▼

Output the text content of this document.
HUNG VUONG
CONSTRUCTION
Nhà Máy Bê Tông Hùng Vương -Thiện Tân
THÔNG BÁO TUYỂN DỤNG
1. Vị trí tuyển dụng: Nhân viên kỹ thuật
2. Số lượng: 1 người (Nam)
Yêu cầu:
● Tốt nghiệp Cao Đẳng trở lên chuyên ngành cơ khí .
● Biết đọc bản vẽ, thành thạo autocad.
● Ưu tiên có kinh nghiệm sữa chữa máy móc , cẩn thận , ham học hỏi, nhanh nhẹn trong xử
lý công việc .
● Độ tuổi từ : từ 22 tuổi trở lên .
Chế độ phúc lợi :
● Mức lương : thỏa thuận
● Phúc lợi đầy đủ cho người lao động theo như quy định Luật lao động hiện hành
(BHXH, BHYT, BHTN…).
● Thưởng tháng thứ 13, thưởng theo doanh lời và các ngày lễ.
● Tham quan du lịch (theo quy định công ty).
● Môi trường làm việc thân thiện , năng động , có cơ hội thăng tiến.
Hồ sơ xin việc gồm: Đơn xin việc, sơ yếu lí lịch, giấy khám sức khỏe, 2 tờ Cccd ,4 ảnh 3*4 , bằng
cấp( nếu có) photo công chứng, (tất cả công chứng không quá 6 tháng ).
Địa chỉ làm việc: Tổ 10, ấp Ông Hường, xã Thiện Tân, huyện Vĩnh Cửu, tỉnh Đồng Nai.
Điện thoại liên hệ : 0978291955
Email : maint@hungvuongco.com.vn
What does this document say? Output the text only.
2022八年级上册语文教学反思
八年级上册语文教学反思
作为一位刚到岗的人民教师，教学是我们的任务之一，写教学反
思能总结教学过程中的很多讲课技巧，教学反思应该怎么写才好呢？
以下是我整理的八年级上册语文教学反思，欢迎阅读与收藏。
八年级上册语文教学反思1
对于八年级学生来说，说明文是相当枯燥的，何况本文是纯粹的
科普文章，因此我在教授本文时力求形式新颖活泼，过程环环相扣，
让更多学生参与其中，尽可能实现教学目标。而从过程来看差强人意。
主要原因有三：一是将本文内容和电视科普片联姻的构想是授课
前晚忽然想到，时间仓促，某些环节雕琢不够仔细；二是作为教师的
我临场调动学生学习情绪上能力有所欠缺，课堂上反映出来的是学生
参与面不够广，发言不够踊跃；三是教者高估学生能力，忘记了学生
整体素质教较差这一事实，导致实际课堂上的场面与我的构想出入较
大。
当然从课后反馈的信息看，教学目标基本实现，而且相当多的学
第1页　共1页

▲

*Given task*. Give the count of lines holding the word "định" and nothing more.

*Output for this exercise*. 2